The entries below should be given again exactly, minus their pictures.

━━ Input rows

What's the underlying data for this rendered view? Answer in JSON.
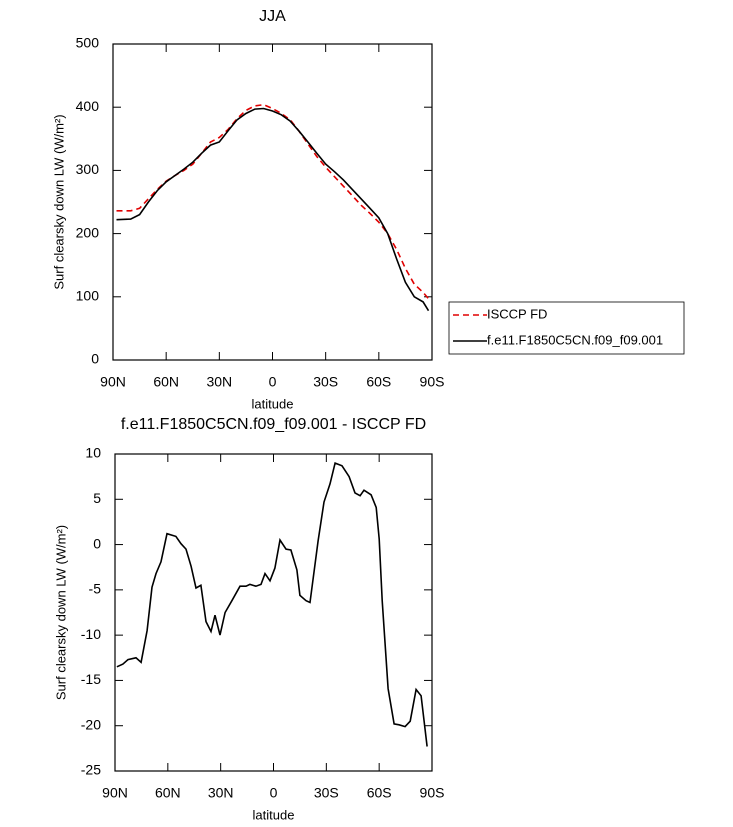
{
  "chart_data": [
    {
      "type": "line",
      "title": "JJA",
      "xlabel": "latitude",
      "ylabel": "Surf clearsky down LW (W/m²)",
      "xlim": [
        90,
        -90
      ],
      "ylim": [
        0,
        500
      ],
      "xticks": [
        {
          "value": 90,
          "label": "90N"
        },
        {
          "value": 60,
          "label": "60N"
        },
        {
          "value": 30,
          "label": "30N"
        },
        0,
        {
          "value": -30,
          "label": "30S"
        },
        {
          "value": -60,
          "label": "60S"
        },
        {
          "value": -90,
          "label": "90S"
        }
      ],
      "yticks": [
        0,
        100,
        200,
        300,
        400,
        500
      ],
      "legend": "right",
      "series": [
        {
          "name": "ISCCP FD",
          "color": "#e00000",
          "dash": true,
          "x": [
            88,
            80,
            75,
            70,
            65,
            60,
            55,
            50,
            45,
            40,
            35,
            30,
            25,
            20,
            15,
            10,
            5,
            0,
            -5,
            -10,
            -15,
            -20,
            -25,
            -30,
            -35,
            -40,
            -45,
            -50,
            -55,
            -60,
            -65,
            -70,
            -75,
            -80,
            -85,
            -88
          ],
          "values": [
            236,
            236,
            240,
            255,
            270,
            283,
            292,
            300,
            310,
            327,
            345,
            352,
            365,
            382,
            395,
            402,
            404,
            398,
            390,
            380,
            362,
            342,
            322,
            305,
            290,
            275,
            260,
            245,
            232,
            218,
            200,
            175,
            145,
            120,
            107,
            97
          ]
        },
        {
          "name": "f.e11.F1850C5CN.f09_f09.001",
          "color": "#000000",
          "dash": false,
          "x": [
            88,
            80,
            75,
            70,
            65,
            60,
            55,
            50,
            45,
            40,
            35,
            30,
            25,
            20,
            15,
            10,
            5,
            0,
            -5,
            -10,
            -15,
            -20,
            -25,
            -30,
            -35,
            -40,
            -45,
            -50,
            -55,
            -60,
            -65,
            -70,
            -75,
            -80,
            -85,
            -88
          ],
          "values": [
            222,
            223,
            230,
            250,
            268,
            282,
            292,
            302,
            313,
            327,
            340,
            345,
            363,
            380,
            390,
            397,
            398,
            394,
            388,
            378,
            362,
            345,
            327,
            310,
            298,
            285,
            270,
            255,
            240,
            225,
            200,
            160,
            123,
            100,
            92,
            78
          ]
        }
      ]
    },
    {
      "type": "line",
      "title": "f.e11.F1850C5CN.f09_f09.001 - ISCCP FD",
      "xlabel": "latitude",
      "ylabel": "Surf clearsky down LW (W/m²)",
      "xlim": [
        90,
        -90
      ],
      "ylim": [
        -25,
        10
      ],
      "xticks": [
        {
          "value": 90,
          "label": "90N"
        },
        {
          "value": 60,
          "label": "60N"
        },
        {
          "value": 30,
          "label": "30N"
        },
        0,
        {
          "value": -30,
          "label": "30S"
        },
        {
          "value": -60,
          "label": "60S"
        },
        {
          "value": -90,
          "label": "90S"
        }
      ],
      "yticks": [
        -25,
        -20,
        -15,
        -10,
        -5,
        0,
        5,
        10
      ],
      "series": [
        {
          "name": "f.e11.F1850C5CN.f09_f09.001 - ISCCP FD",
          "color": "#000000",
          "dash": false,
          "x": [
            88.9,
            85.5,
            82.6,
            78.1,
            75.2,
            71.8,
            69,
            66.7,
            63.9,
            60.5,
            55.4,
            52.5,
            49.7,
            46.8,
            44,
            41.2,
            38.3,
            35.5,
            33.2,
            30.4,
            27.5,
            23.6,
            19,
            15.6,
            13.4,
            10,
            7.1,
            4.8,
            2,
            -0.8,
            -3.7,
            -7.1,
            -9.9,
            -13.3,
            -15,
            -18.5,
            -20.7,
            -25.3,
            -28.7,
            -32.1,
            -35,
            -38.9,
            -42.9,
            -46.3,
            -49.2,
            -51.4,
            -55.4,
            -58.3,
            -60,
            -61.7,
            -65.1,
            -68.5,
            -71.3,
            -74.7,
            -77.6,
            -81,
            -83.8,
            -87.2
          ],
          "values": [
            -13.5,
            -13.2,
            -12.7,
            -12.5,
            -13,
            -9.5,
            -4.7,
            -3.2,
            -1.9,
            1.2,
            0.9,
            0.1,
            -0.5,
            -2.4,
            -4.8,
            -4.5,
            -8.5,
            -9.6,
            -7.8,
            -10,
            -7.5,
            -6.2,
            -4.6,
            -4.6,
            -4.4,
            -4.6,
            -4.4,
            -3.2,
            -4,
            -2.6,
            0.5,
            -0.5,
            -0.6,
            -2.8,
            -5.6,
            -6.2,
            -6.4,
            0.4,
            4.7,
            6.7,
            9,
            8.7,
            7.5,
            5.7,
            5.4,
            6,
            5.5,
            4.1,
            0.6,
            -6.2,
            -15.9,
            -19.8,
            -19.9,
            -20.1,
            -19.5,
            -16,
            -16.7,
            -22.3
          ]
        }
      ]
    }
  ]
}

━━━━

* Result *
What's the underlying data for this rendered view? Answer in JSON.
{
  "chart_data": [
    {
      "type": "line",
      "title": "JJA",
      "xlabel": "latitude",
      "ylabel": "Surf clearsky down LW (W/m²)",
      "xlim": [
        90,
        -90
      ],
      "ylim": [
        0,
        500
      ],
      "xticks": [
        {
          "value": 90,
          "label": "90N"
        },
        {
          "value": 60,
          "label": "60N"
        },
        {
          "value": 30,
          "label": "30N"
        },
        0,
        {
          "value": -30,
          "label": "30S"
        },
        {
          "value": -60,
          "label": "60S"
        },
        {
          "value": -90,
          "label": "90S"
        }
      ],
      "yticks": [
        0,
        100,
        200,
        300,
        400,
        500
      ],
      "legend": "right",
      "series": [
        {
          "name": "ISCCP FD",
          "color": "#e00000",
          "dash": true,
          "x": [
            88,
            80,
            75,
            70,
            65,
            60,
            55,
            50,
            45,
            40,
            35,
            30,
            25,
            20,
            15,
            10,
            5,
            0,
            -5,
            -10,
            -15,
            -20,
            -25,
            -30,
            -35,
            -40,
            -45,
            -50,
            -55,
            -60,
            -65,
            -70,
            -75,
            -80,
            -85,
            -88
          ],
          "values": [
            236,
            236,
            240,
            255,
            270,
            283,
            292,
            300,
            310,
            327,
            345,
            352,
            365,
            382,
            395,
            402,
            404,
            398,
            390,
            380,
            362,
            342,
            322,
            305,
            290,
            275,
            260,
            245,
            232,
            218,
            200,
            175,
            145,
            120,
            107,
            97
          ]
        },
        {
          "name": "f.e11.F1850C5CN.f09_f09.001",
          "color": "#000000",
          "dash": false,
          "x": [
            88,
            80,
            75,
            70,
            65,
            60,
            55,
            50,
            45,
            40,
            35,
            30,
            25,
            20,
            15,
            10,
            5,
            0,
            -5,
            -10,
            -15,
            -20,
            -25,
            -30,
            -35,
            -40,
            -45,
            -50,
            -55,
            -60,
            -65,
            -70,
            -75,
            -80,
            -85,
            -88
          ],
          "values": [
            222,
            223,
            230,
            250,
            268,
            282,
            292,
            302,
            313,
            327,
            340,
            345,
            363,
            380,
            390,
            397,
            398,
            394,
            388,
            378,
            362,
            345,
            327,
            310,
            298,
            285,
            270,
            255,
            240,
            225,
            200,
            160,
            123,
            100,
            92,
            78
          ]
        }
      ]
    },
    {
      "type": "line",
      "title": "f.e11.F1850C5CN.f09_f09.001 - ISCCP FD",
      "xlabel": "latitude",
      "ylabel": "Surf clearsky down LW (W/m²)",
      "xlim": [
        90,
        -90
      ],
      "ylim": [
        -25,
        10
      ],
      "xticks": [
        {
          "value": 90,
          "label": "90N"
        },
        {
          "value": 60,
          "label": "60N"
        },
        {
          "value": 30,
          "label": "30N"
        },
        0,
        {
          "value": -30,
          "label": "30S"
        },
        {
          "value": -60,
          "label": "60S"
        },
        {
          "value": -90,
          "label": "90S"
        }
      ],
      "yticks": [
        -25,
        -20,
        -15,
        -10,
        -5,
        0,
        5,
        10
      ],
      "series": [
        {
          "name": "f.e11.F1850C5CN.f09_f09.001 - ISCCP FD",
          "color": "#000000",
          "dash": false,
          "x": [
            88.9,
            85.5,
            82.6,
            78.1,
            75.2,
            71.8,
            69,
            66.7,
            63.9,
            60.5,
            55.4,
            52.5,
            49.7,
            46.8,
            44,
            41.2,
            38.3,
            35.5,
            33.2,
            30.4,
            27.5,
            23.6,
            19,
            15.6,
            13.4,
            10,
            7.1,
            4.8,
            2,
            -0.8,
            -3.7,
            -7.1,
            -9.9,
            -13.3,
            -15,
            -18.5,
            -20.7,
            -25.3,
            -28.7,
            -32.1,
            -35,
            -38.9,
            -42.9,
            -46.3,
            -49.2,
            -51.4,
            -55.4,
            -58.3,
            -60,
            -61.7,
            -65.1,
            -68.5,
            -71.3,
            -74.7,
            -77.6,
            -81,
            -83.8,
            -87.2
          ],
          "values": [
            -13.5,
            -13.2,
            -12.7,
            -12.5,
            -13,
            -9.5,
            -4.7,
            -3.2,
            -1.9,
            1.2,
            0.9,
            0.1,
            -0.5,
            -2.4,
            -4.8,
            -4.5,
            -8.5,
            -9.6,
            -7.8,
            -10,
            -7.5,
            -6.2,
            -4.6,
            -4.6,
            -4.4,
            -4.6,
            -4.4,
            -3.2,
            -4,
            -2.6,
            0.5,
            -0.5,
            -0.6,
            -2.8,
            -5.6,
            -6.2,
            -6.4,
            0.4,
            4.7,
            6.7,
            9,
            8.7,
            7.5,
            5.7,
            5.4,
            6,
            5.5,
            4.1,
            0.6,
            -6.2,
            -15.9,
            -19.8,
            -19.9,
            -20.1,
            -19.5,
            -16,
            -16.7,
            -22.3
          ]
        }
      ]
    }
  ]
}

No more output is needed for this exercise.